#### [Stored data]
+ + + + + + +

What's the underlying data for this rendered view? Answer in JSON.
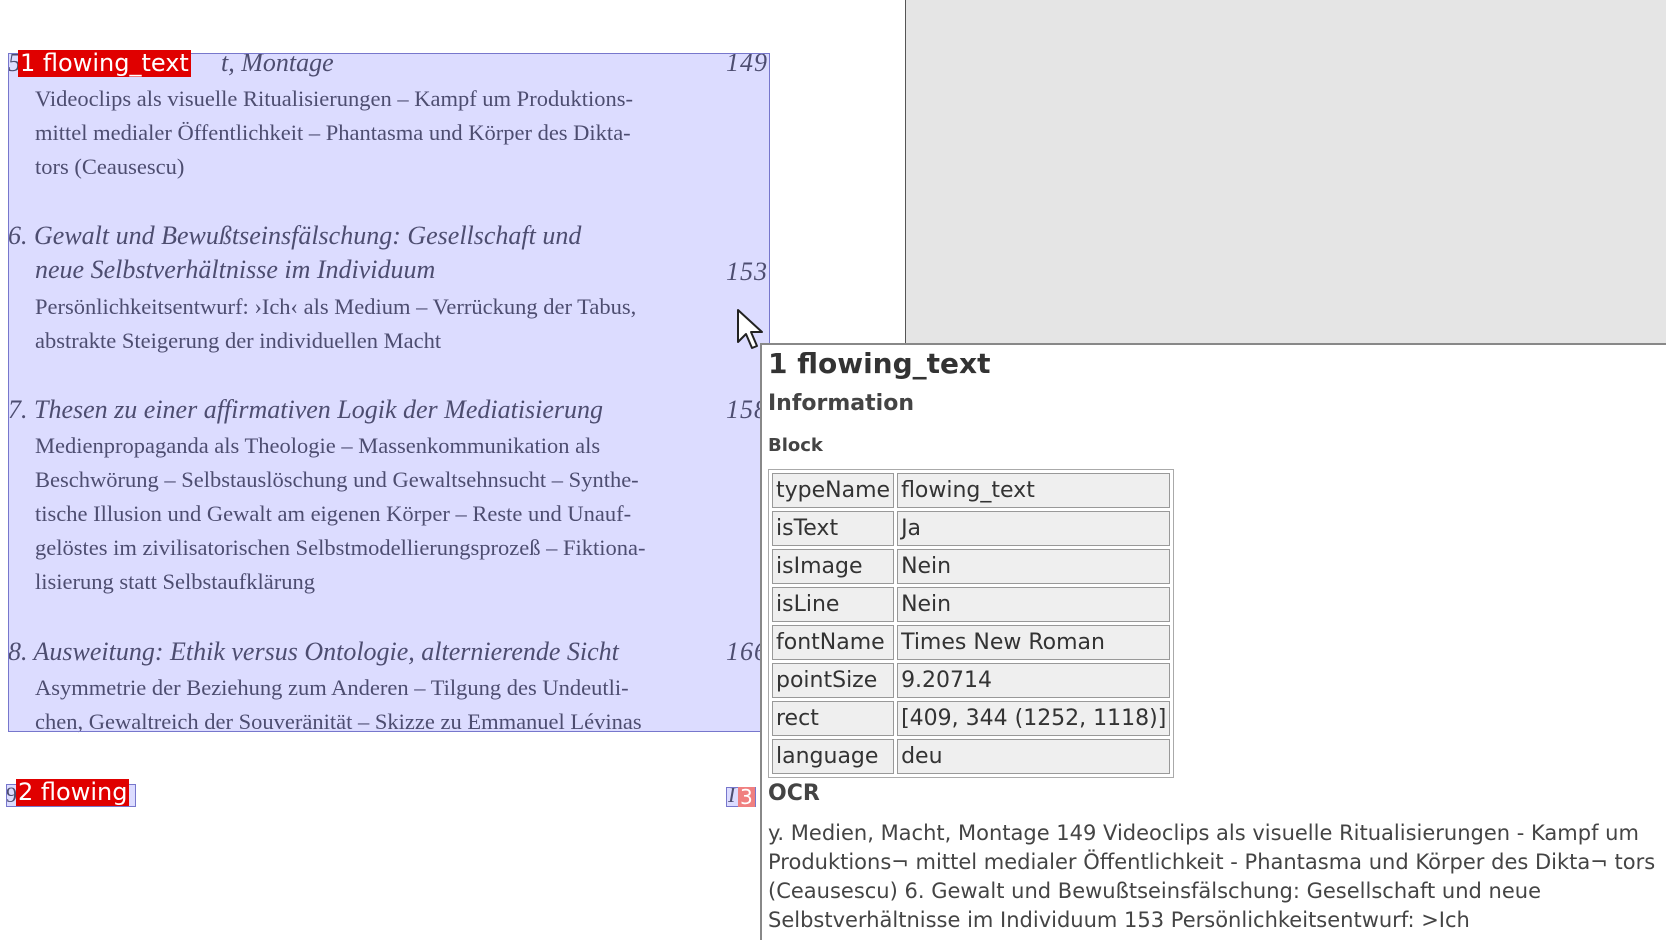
{
  "page": {
    "entries": [
      {
        "title": "5. Medien, Macht, Montage",
        "title_visible": "t, Montage",
        "page": "149",
        "desc_lines": [
          "Videoclips als visuelle Ritualisierungen – Kampf um Produktions-",
          "mittel medialer Öffentlichkeit – Phantasma und Körper des Dikta-",
          "tors (Ceausescu)"
        ]
      },
      {
        "title_lines": [
          "6. Gewalt und Bewußtseinsfälschung: Gesellschaft und",
          "neue Selbstverhältnisse im Individuum"
        ],
        "page": "153",
        "desc_lines": [
          "Persönlichkeitsentwurf: ›Ich‹ als Medium – Verrückung der Tabus,",
          "abstrakte Steigerung der individuellen Macht"
        ]
      },
      {
        "title": "7. Thesen zu einer affirmativen Logik der Mediatisierung",
        "page": "158",
        "desc_lines": [
          "Medienpropaganda als Theologie – Massenkommunikation als",
          "Beschwörung – Selbstauslöschung und Gewaltsehnsucht – Synthe-",
          "tische Illusion und Gewalt am eigenen Körper – Reste und Unauf-",
          "gelöstes im zivilisatorischen Selbstmodellierungsprozeß – Fiktiona-",
          "lisierung statt Selbstaufklärung"
        ]
      },
      {
        "title": "8. Ausweitung: Ethik versus Ontologie, alternierende Sicht",
        "page": "166",
        "desc_lines": [
          "Asymmetrie der Beziehung zum Anderen – Tilgung des Undeutli-",
          "chen, Gewaltreich der Souveränität – Skizze zu Emmanuel Lévinas"
        ]
      }
    ],
    "footer_left": "9",
    "footer_right": "I"
  },
  "labels": {
    "block1": "1 flowing_text",
    "block2": "2 flowing",
    "block3": "3"
  },
  "popup": {
    "title": "1 flowing_text",
    "section": "Information",
    "subsection": "Block",
    "rows": [
      {
        "key": "typeName",
        "value": "flowing_text"
      },
      {
        "key": "isText",
        "value": "Ja"
      },
      {
        "key": "isImage",
        "value": "Nein"
      },
      {
        "key": "isLine",
        "value": "Nein"
      },
      {
        "key": "fontName",
        "value": "Times New Roman"
      },
      {
        "key": "pointSize",
        "value": "9.20714"
      },
      {
        "key": "rect",
        "value": "[409, 344 (1252, 1118)]"
      },
      {
        "key": "language",
        "value": "deu"
      }
    ],
    "ocr_heading": "OCR",
    "ocr_text": "y. Medien, Macht, Montage 149 Videoclips als visuelle Ritualisierungen - Kampf um Produktions¬ mittel medialer Öffentlichkeit - Phantasma und Körper des Dikta¬ tors (Ceausescu) 6. Gewalt und Bewußtseinsfälschung: Gesellschaft und neue Selbstverhältnisse im Individuum 153 Persönlichkeitsentwurf: >Ich"
  },
  "colors": {
    "block_overlay": "#9696ff",
    "label_red": "#e00000",
    "panel_gray": "#e5e5e5"
  },
  "icons": {
    "cursor": "mouse-pointer-icon"
  }
}
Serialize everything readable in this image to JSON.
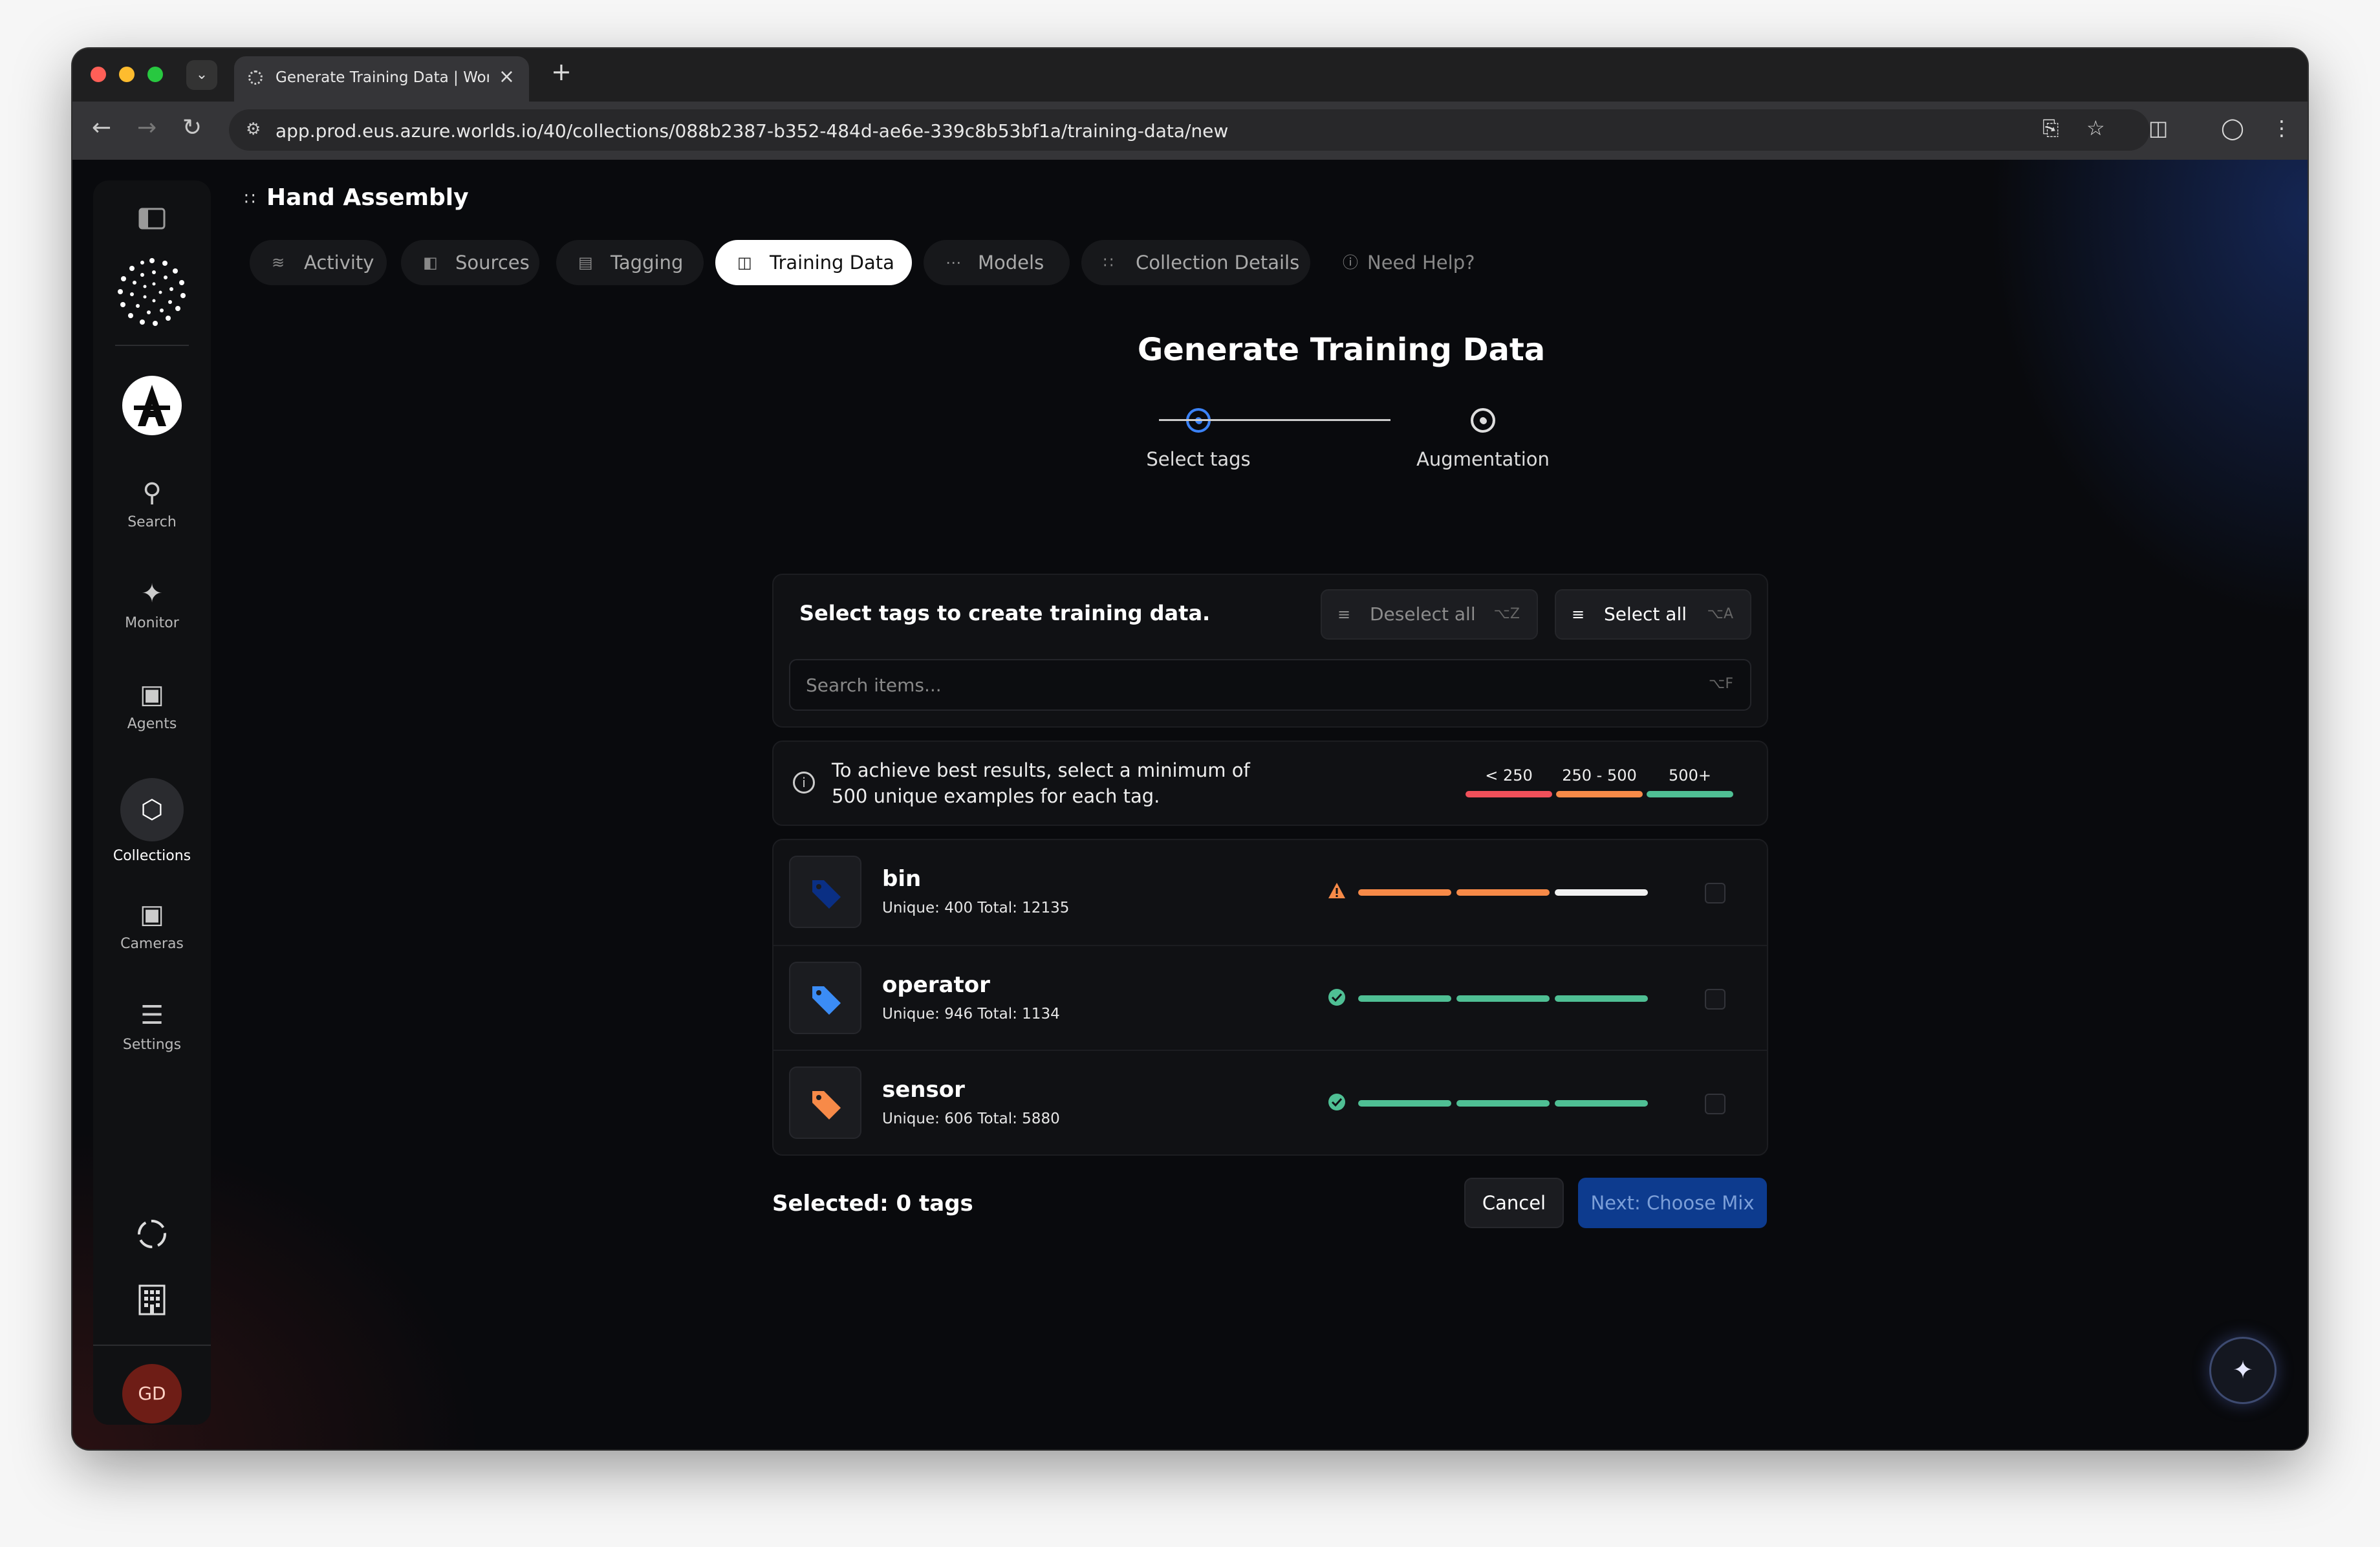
{
  "browser": {
    "tab_title": "Generate Training Data | Worl",
    "url": "app.prod.eus.azure.worlds.io/40/collections/088b2387-b352-484d-ae6e-339c8b53bf1a/training-data/new"
  },
  "sidebar": {
    "items": [
      {
        "label": "Search",
        "icon": "search-icon"
      },
      {
        "label": "Monitor",
        "icon": "monitor-icon"
      },
      {
        "label": "Agents",
        "icon": "robot-icon"
      },
      {
        "label": "Collections",
        "icon": "cube-icon"
      },
      {
        "label": "Cameras",
        "icon": "camera-icon"
      },
      {
        "label": "Settings",
        "icon": "sliders-icon"
      }
    ],
    "avatar_initials": "GD"
  },
  "header": {
    "title": "Hand Assembly",
    "tabs": [
      {
        "label": "Activity"
      },
      {
        "label": "Sources"
      },
      {
        "label": "Tagging"
      },
      {
        "label": "Training Data"
      },
      {
        "label": "Models"
      },
      {
        "label": "Collection Details"
      },
      {
        "label": "Need Help?"
      }
    ],
    "active_tab": "Training Data"
  },
  "main": {
    "title": "Generate Training Data",
    "steps": [
      {
        "label": "Select tags",
        "active": true
      },
      {
        "label": "Augmentation",
        "active": false
      }
    ],
    "select_panel": {
      "label": "Select tags to create training data.",
      "deselect_label": "Deselect all",
      "deselect_shortcut": "⌥Z",
      "select_label": "Select all",
      "select_shortcut": "⌥A",
      "search_placeholder": "Search items...",
      "search_shortcut": "⌥F"
    },
    "info": {
      "text_line1": "To achieve best results, select a minimum of",
      "text_line2": "500 unique examples for each tag.",
      "legend": [
        {
          "label": "< 250",
          "color": "#f0505a"
        },
        {
          "label": "250 - 500",
          "color": "#f78a48"
        },
        {
          "label": "500+",
          "color": "#4fbf94"
        }
      ]
    },
    "tags": [
      {
        "name": "bin",
        "stats": "Unique: 400 Total: 12135",
        "icon_color": "#0a2f84",
        "status": "warning",
        "level": 0.8
      },
      {
        "name": "operator",
        "stats": "Unique: 946 Total: 1134",
        "icon_color": "#3b8cf5",
        "status": "ok",
        "level": 1
      },
      {
        "name": "sensor",
        "stats": "Unique: 606 Total: 5880",
        "icon_color": "#f78a48",
        "status": "ok",
        "level": 1
      }
    ],
    "selected_label": "Selected: 0 tags",
    "cancel_label": "Cancel",
    "next_label": "Next: Choose Mix"
  }
}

+ + + + + + +

#### [AIM]
Pick out all the lines with the word "Körper" in them and copy them.

#### [OUTPUT OF THE TASK]
          "mittel medialer Öffentlichkeit – Phantasma und Körper des Dikta-",
          "tische Illusion und Gewalt am eigenen Körper – Reste und Unauf-",
    "ocr_text": "y. Medien, Macht, Montage 149 Videoclips als visuelle Ritualisierungen - Kampf um Produktions¬ mittel medialer Öffentlichkeit - Phantasma und Körper des Dikta¬ tors (Ceausescu) 6. Gewalt und Bewußtseinsfälschung: Gesellschaft und neue Selbstverhältnisse im Individuum 153 Persönlichkeitsentwurf: >Ich"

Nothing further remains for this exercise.